* _Challenge_:
Reproduce the material word for word; the images stay out.
** Start of Extracted data **
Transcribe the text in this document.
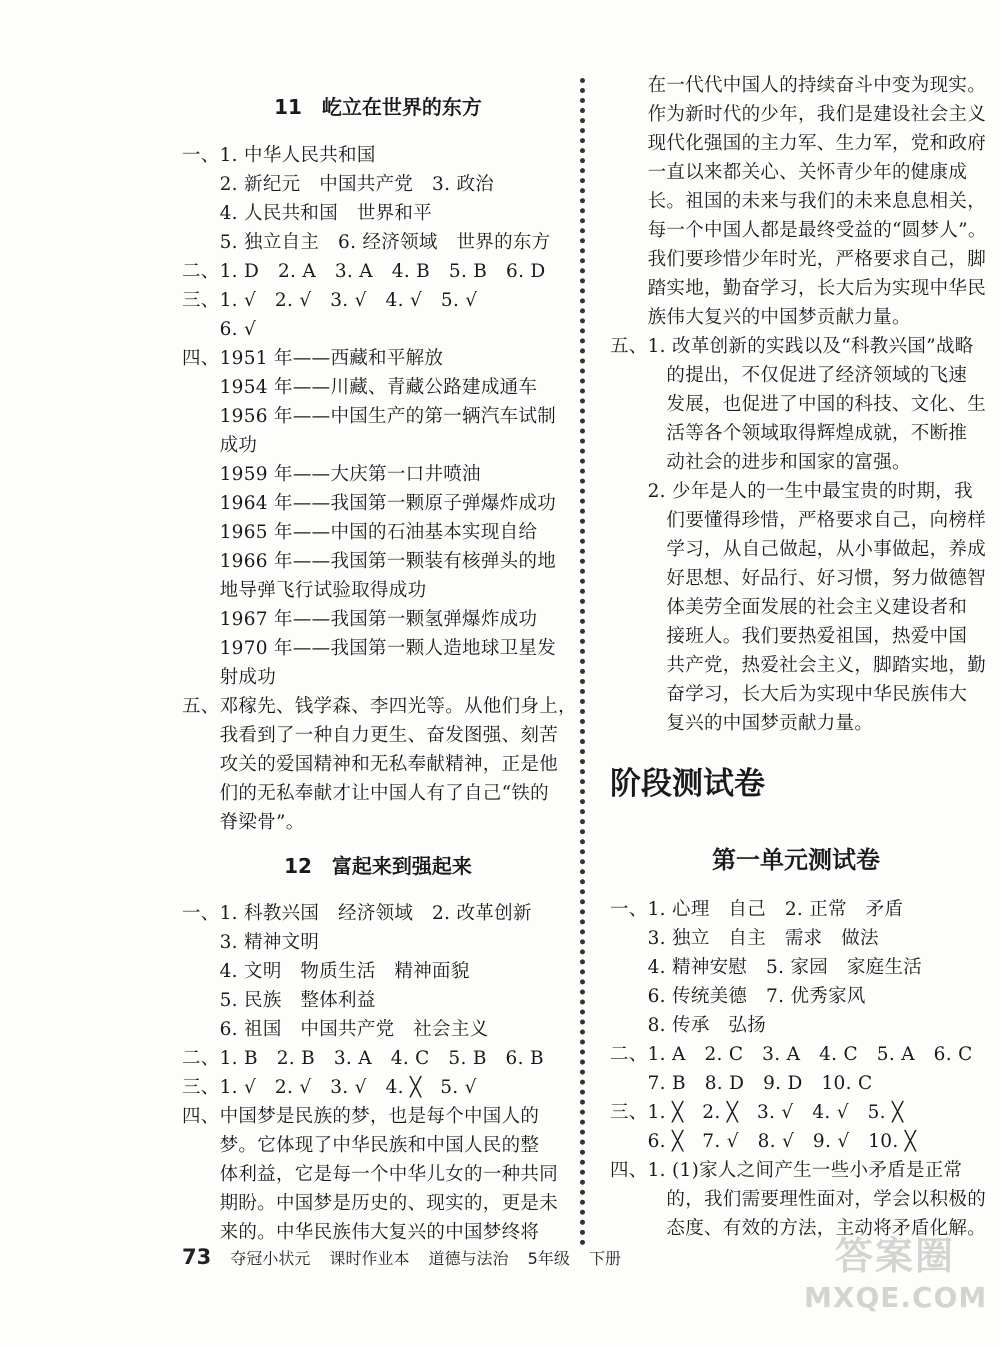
11　屹立在世界的东方
一、1. 中华人民共和国
　　2. 新纪元　中国共产党　3. 政治
　　4. 人民共和国　世界和平
　　5. 独立自主　6. 经济领域　世界的东方
二、1. D　2. A　3. A　4. B　5. B　6. D
三、1. √　2. √　3. √　4. √　5. √
　　6. √
四、1951 年——西藏和平解放
　　1954 年——川藏、青藏公路建成通车
　　1956 年——中国生产的第一辆汽车试制
　　成功
　　1959 年——大庆第一口井喷油
　　1964 年——我国第一颗原子弹爆炸成功
　　1965 年——中国的石油基本实现自给
　　1966 年——我国第一颗装有核弹头的地
　　地导弹飞行试验取得成功
　　1967 年——我国第一颗氢弹爆炸成功
　　1970 年——我国第一颗人造地球卫星发
　　射成功
五、邓稼先、钱学森、李四光等。从他们身上，
　　我看到了一种自力更生、奋发图强、刻苦
　　攻关的爱国精神和无私奉献精神，正是他
　　们的无私奉献才让中国人有了自己“铁的
　　脊梁骨”。
12　富起来到强起来
一、1. 科教兴国　经济领域　2. 改革创新
　　3. 精神文明
　　4. 文明　物质生活　精神面貌
　　5. 民族　整体利益
　　6. 祖国　中国共产党　社会主义
二、1. B　2. B　3. A　4. C　5. B　6. B
三、1. √　2. √　3. √　4. ╳　5. √
四、中国梦是民族的梦，也是每个中国人的
　　梦。它体现了中华民族和中国人民的整
　　体利益，它是每一个中华儿女的一种共同
　　期盼。中国梦是历史的、现实的，更是未
　　来的。中华民族伟大复兴的中国梦终将
　　在一代代中国人的持续奋斗中变为现实。
　　作为新时代的少年，我们是建设社会主义
　　现代化强国的主力军、生力军，党和政府
　　一直以来都关心、关怀青少年的健康成
　　长。祖国的未来与我们的未来息息相关，
　　每一个中国人都是最终受益的“圆梦人”。
　　我们要珍惜少年时光，严格要求自己，脚
　　踏实地，勤奋学习，长大后为实现中华民
　　族伟大复兴的中国梦贡献力量。
五、1. 改革创新的实践以及“科教兴国”战略
　　　的提出，不仅促进了经济领域的飞速
　　　发展，也促进了中国的科技、文化、生
　　　活等各个领域取得辉煌成就，不断推
　　　动社会的进步和国家的富强。
　　2. 少年是人的一生中最宝贵的时期，我
　　　们要懂得珍惜，严格要求自己，向榜样
　　　学习，从自己做起，从小事做起，养成
　　　好思想、好品行、好习惯，努力做德智
　　　体美劳全面发展的社会主义建设者和
　　　接班人。我们要热爱祖国，热爱中国
　　　共产党，热爱社会主义，脚踏实地，勤
　　　奋学习，长大后为实现中华民族伟大
　　　复兴的中国梦贡献力量。
阶段测试卷
第一单元测试卷
一、1. 心理　自己　2. 正常　矛盾
　　3. 独立　自主　需求　做法
　　4. 精神安慰　5. 家园　家庭生活
　　6. 传统美德　7. 优秀家风
　　8. 传承　弘扬
二、1. A　2. C　3. A　4. C　5. A　6. C
　　7. B　8. D　9. D　10. C
三、1. ╳　2. ╳　3. √　4. √　5. ╳
　　6. ╳　7. √　8. √　9. √　10. ╳
四、1. (1)家人之间产生一些小矛盾是正常
　　　的，我们需要理性面对，学会以积极的
　　　态度、有效的方法，主动将矛盾化解。
73 夺冠小状元 课时作业本 道德与法治 5年级 下册	答案圈
MXQE.COM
** End of Extracted data **
* _Result of the task_:
Transcribe the text in this document.
11　屹立在世界的东方
一、1. 中华人民共和国
　　2. 新纪元　中国共产党　3. 政治
　　4. 人民共和国　世界和平
　　5. 独立自主　6. 经济领域　世界的东方
二、1. D　2. A　3. A　4. B　5. B　6. D
三、1. √　2. √　3. √　4. √　5. √
　　6. √
四、1951 年——西藏和平解放
　　1954 年——川藏、青藏公路建成通车
　　1956 年——中国生产的第一辆汽车试制
　　成功
　　1959 年——大庆第一口井喷油
　　1964 年——我国第一颗原子弹爆炸成功
　　1965 年——中国的石油基本实现自给
　　1966 年——我国第一颗装有核弹头的地
　　地导弹飞行试验取得成功
　　1967 年——我国第一颗氢弹爆炸成功
　　1970 年——我国第一颗人造地球卫星发
　　射成功
五、邓稼先、钱学森、李四光等。从他们身上，
　　我看到了一种自力更生、奋发图强、刻苦
　　攻关的爱国精神和无私奉献精神，正是他
　　们的无私奉献才让中国人有了自己“铁的
　　脊梁骨”。
12　富起来到强起来
一、1. 科教兴国　经济领域　2. 改革创新
　　3. 精神文明
　　4. 文明　物质生活　精神面貌
　　5. 民族　整体利益
　　6. 祖国　中国共产党　社会主义
二、1. B　2. B　3. A　4. C　5. B　6. B
三、1. √　2. √　3. √　4. ╳　5. √
四、中国梦是民族的梦，也是每个中国人的
　　梦。它体现了中华民族和中国人民的整
　　体利益，它是每一个中华儿女的一种共同
　　期盼。中国梦是历史的、现实的，更是未
　　来的。中华民族伟大复兴的中国梦终将
　　在一代代中国人的持续奋斗中变为现实。
　　作为新时代的少年，我们是建设社会主义
　　现代化强国的主力军、生力军，党和政府
　　一直以来都关心、关怀青少年的健康成
　　长。祖国的未来与我们的未来息息相关，
　　每一个中国人都是最终受益的“圆梦人”。
　　我们要珍惜少年时光，严格要求自己，脚
　　踏实地，勤奋学习，长大后为实现中华民
　　族伟大复兴的中国梦贡献力量。
五、1. 改革创新的实践以及“科教兴国”战略
　　　的提出，不仅促进了经济领域的飞速
　　　发展，也促进了中国的科技、文化、生
　　　活等各个领域取得辉煌成就，不断推
　　　动社会的进步和国家的富强。
　　2. 少年是人的一生中最宝贵的时期，我
　　　们要懂得珍惜，严格要求自己，向榜样
　　　学习，从自己做起，从小事做起，养成
　　　好思想、好品行、好习惯，努力做德智
　　　体美劳全面发展的社会主义建设者和
　　　接班人。我们要热爱祖国，热爱中国
　　　共产党，热爱社会主义，脚踏实地，勤
　　　奋学习，长大后为实现中华民族伟大
　　　复兴的中国梦贡献力量。
阶段测试卷
第一单元测试卷
一、1. 心理　自己　2. 正常　矛盾
　　3. 独立　自主　需求　做法
　　4. 精神安慰　5. 家园　家庭生活
　　6. 传统美德　7. 优秀家风
　　8. 传承　弘扬
二、1. A　2. C　3. A　4. C　5. A　6. C
　　7. B　8. D　9. D　10. C
三、1. ╳　2. ╳　3. √　4. √　5. ╳
　　6. ╳　7. √　8. √　9. √　10. ╳
四、1. (1)家人之间产生一些小矛盾是正常
　　　的，我们需要理性面对，学会以积极的
　　　态度、有效的方法，主动将矛盾化解。
73 夺冠小状元 课时作业本 道德与法治 5年级 下册	答案圈
MXQE.COM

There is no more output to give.